* Begin Extracted information *
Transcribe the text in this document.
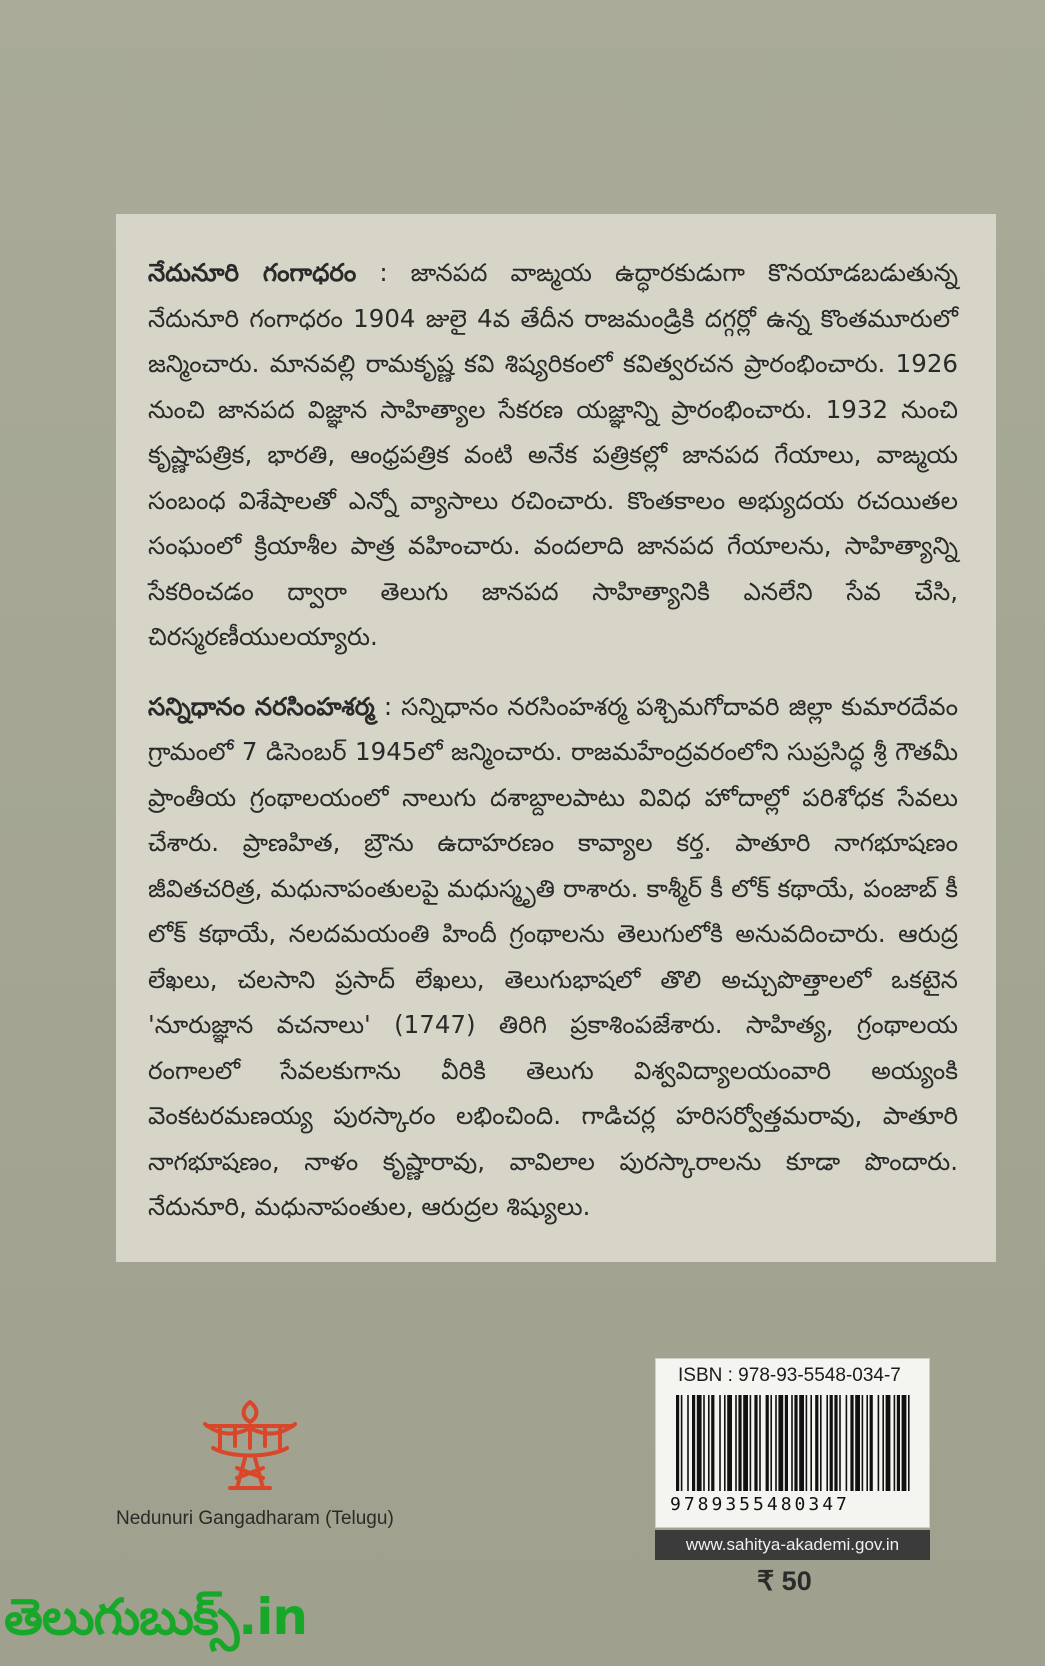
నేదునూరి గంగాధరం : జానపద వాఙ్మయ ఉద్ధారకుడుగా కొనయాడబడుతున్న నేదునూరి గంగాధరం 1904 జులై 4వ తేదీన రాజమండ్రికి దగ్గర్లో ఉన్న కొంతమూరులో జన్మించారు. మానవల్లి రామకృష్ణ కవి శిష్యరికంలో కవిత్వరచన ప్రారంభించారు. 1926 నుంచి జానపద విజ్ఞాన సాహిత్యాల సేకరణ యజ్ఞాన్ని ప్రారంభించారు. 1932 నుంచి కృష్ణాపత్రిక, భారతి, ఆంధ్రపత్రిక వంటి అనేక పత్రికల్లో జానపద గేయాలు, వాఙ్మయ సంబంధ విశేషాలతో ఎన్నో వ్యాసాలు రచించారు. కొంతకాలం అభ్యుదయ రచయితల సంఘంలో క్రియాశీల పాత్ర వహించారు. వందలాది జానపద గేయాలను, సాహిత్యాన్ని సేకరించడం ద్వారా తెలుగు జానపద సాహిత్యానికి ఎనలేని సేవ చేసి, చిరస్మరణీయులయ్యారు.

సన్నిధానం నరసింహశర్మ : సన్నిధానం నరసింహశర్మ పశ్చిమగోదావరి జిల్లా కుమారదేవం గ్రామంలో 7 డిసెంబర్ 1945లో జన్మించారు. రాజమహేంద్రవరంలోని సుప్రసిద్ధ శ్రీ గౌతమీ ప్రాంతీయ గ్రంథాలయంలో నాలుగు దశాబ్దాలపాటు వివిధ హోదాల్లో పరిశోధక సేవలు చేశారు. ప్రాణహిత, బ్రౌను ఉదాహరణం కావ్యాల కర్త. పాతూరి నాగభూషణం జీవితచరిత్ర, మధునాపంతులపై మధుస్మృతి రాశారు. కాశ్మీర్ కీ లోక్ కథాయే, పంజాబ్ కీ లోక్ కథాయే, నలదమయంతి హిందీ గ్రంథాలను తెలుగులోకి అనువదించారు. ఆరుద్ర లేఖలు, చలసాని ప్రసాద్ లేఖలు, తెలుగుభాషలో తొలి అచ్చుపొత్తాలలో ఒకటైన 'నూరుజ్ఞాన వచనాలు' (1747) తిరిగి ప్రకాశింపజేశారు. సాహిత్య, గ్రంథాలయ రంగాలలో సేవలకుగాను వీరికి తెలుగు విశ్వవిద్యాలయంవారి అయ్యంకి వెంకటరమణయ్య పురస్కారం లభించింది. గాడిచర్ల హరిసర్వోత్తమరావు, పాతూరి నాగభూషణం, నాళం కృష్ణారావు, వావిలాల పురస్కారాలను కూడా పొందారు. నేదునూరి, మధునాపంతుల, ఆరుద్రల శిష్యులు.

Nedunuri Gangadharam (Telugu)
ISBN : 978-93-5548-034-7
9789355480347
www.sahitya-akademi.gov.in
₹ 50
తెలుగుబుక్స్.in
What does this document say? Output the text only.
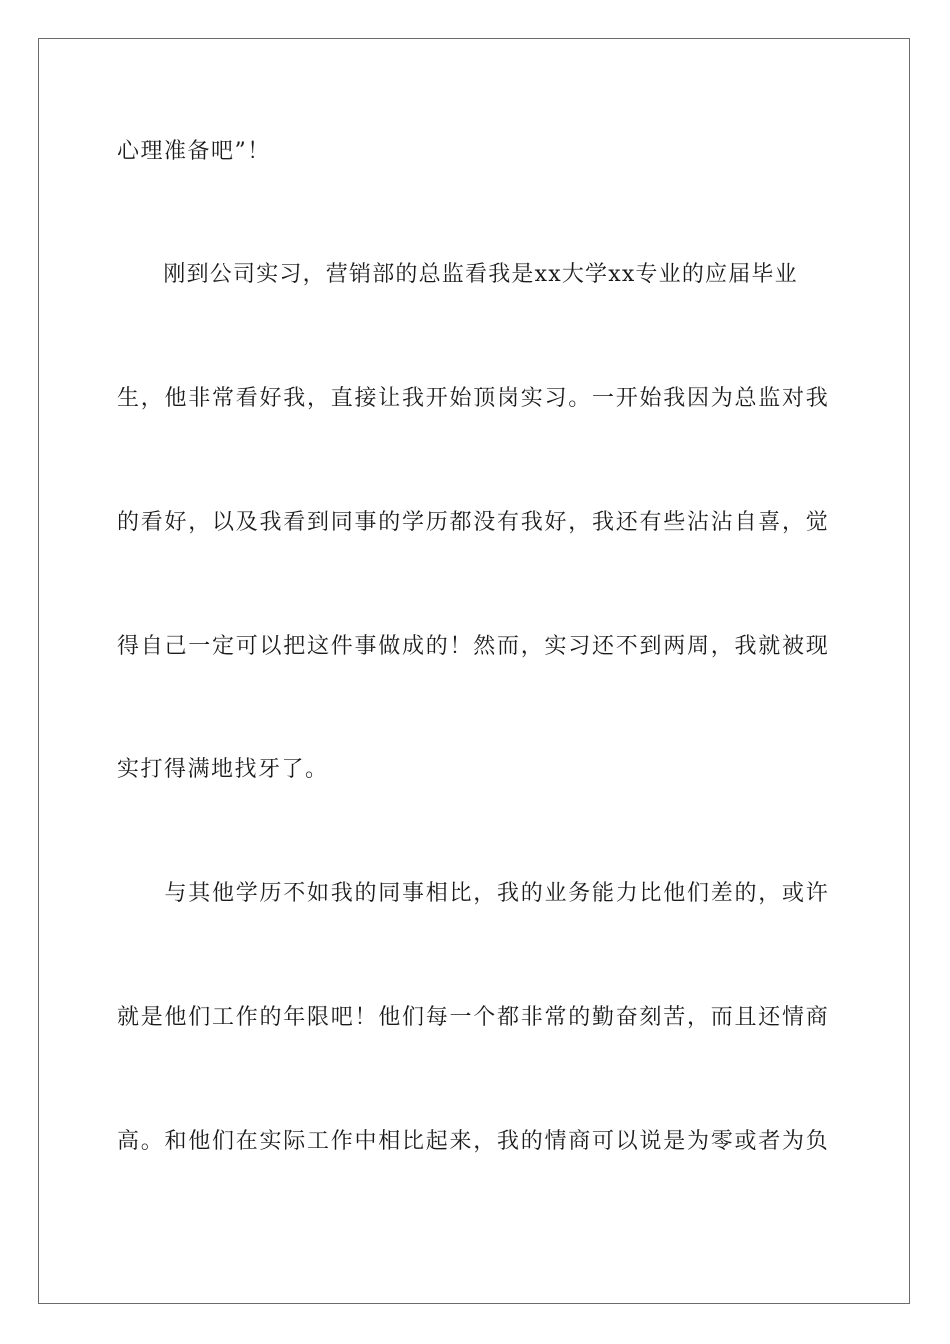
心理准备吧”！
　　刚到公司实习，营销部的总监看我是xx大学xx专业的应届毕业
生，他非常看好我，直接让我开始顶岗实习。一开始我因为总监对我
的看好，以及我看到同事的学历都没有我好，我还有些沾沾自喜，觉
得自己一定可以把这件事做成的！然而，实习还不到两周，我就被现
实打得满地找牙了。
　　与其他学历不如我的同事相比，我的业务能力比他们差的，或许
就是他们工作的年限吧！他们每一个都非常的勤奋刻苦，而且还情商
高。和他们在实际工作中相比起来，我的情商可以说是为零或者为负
* End Extracted information *
* Task requirements *
Using the records above, retype everything exactly except the pictures.

* Correct result *
Transcribe the text in this document.
నేదునూరి గంగాధరం : జానపద వాఙ్మయ ఉద్ధారకుడుగా కొనయాడబడుతున్న నేదునూరి గంగాధరం 1904 జులై 4వ తేదీన రాజమండ్రికి దగ్గర్లో ఉన్న కొంతమూరులో జన్మించారు. మానవల్లి రామకృష్ణ కవి శిష్యరికంలో కవిత్వరచన ప్రారంభించారు. 1926 నుంచి జానపద విజ్ఞాన సాహిత్యాల సేకరణ యజ్ఞాన్ని ప్రారంభించారు. 1932 నుంచి కృష్ణాపత్రిక, భారతి, ఆంధ్రపత్రిక వంటి అనేక పత్రికల్లో జానపద గేయాలు, వాఙ్మయ సంబంధ విశేషాలతో ఎన్నో వ్యాసాలు రచించారు. కొంతకాలం అభ్యుదయ రచయితల సంఘంలో క్రియాశీల పాత్ర వహించారు. వందలాది జానపద గేయాలను, సాహిత్యాన్ని సేకరించడం ద్వారా తెలుగు జానపద సాహిత్యానికి ఎనలేని సేవ చేసి, చిరస్మరణీయులయ్యారు.

సన్నిధానం నరసింహశర్మ : సన్నిధానం నరసింహశర్మ పశ్చిమగోదావరి జిల్లా కుమారదేవం గ్రామంలో 7 డిసెంబర్ 1945లో జన్మించారు. రాజమహేంద్రవరంలోని సుప్రసిద్ధ శ్రీ గౌతమీ ప్రాంతీయ గ్రంథాలయంలో నాలుగు దశాబ్దాలపాటు వివిధ హోదాల్లో పరిశోధక సేవలు చేశారు. ప్రాణహిత, బ్రౌను ఉదాహరణం కావ్యాల కర్త. పాతూరి నాగభూషణం జీవితచరిత్ర, మధునాపంతులపై మధుస్మృతి రాశారు. కాశ్మీర్ కీ లోక్ కథాయే, పంజాబ్ కీ లోక్ కథాయే, నలదమయంతి హిందీ గ్రంథాలను తెలుగులోకి అనువదించారు. ఆరుద్ర లేఖలు, చలసాని ప్రసాద్ లేఖలు, తెలుగుభాషలో తొలి అచ్చుపొత్తాలలో ఒకటైన 'నూరుజ్ఞాన వచనాలు' (1747) తిరిగి ప్రకాశింపజేశారు. సాహిత్య, గ్రంథాలయ రంగాలలో సేవలకుగాను వీరికి తెలుగు విశ్వవిద్యాలయంవారి అయ్యంకి వెంకటరమణయ్య పురస్కారం లభించింది. గాడిచర్ల హరిసర్వోత్తమరావు, పాతూరి నాగభూషణం, నాళం కృష్ణారావు, వావిలాల పురస్కారాలను కూడా పొందారు. నేదునూరి, మధునాపంతుల, ఆరుద్రల శిష్యులు.

Nedunuri Gangadharam (Telugu)
ISBN : 978-93-5548-034-7
9789355480347
www.sahitya-akademi.gov.in
₹ 50
తెలుగుబుక్స్.in
What does this document say? Output the text only.
心理准备吧”！
　　刚到公司实习，营销部的总监看我是xx大学xx专业的应届毕业
生，他非常看好我，直接让我开始顶岗实习。一开始我因为总监对我
的看好，以及我看到同事的学历都没有我好，我还有些沾沾自喜，觉
得自己一定可以把这件事做成的！然而，实习还不到两周，我就被现
实打得满地找牙了。
　　与其他学历不如我的同事相比，我的业务能力比他们差的，或许
就是他们工作的年限吧！他们每一个都非常的勤奋刻苦，而且还情商
高。和他们在实际工作中相比起来，我的情商可以说是为零或者为负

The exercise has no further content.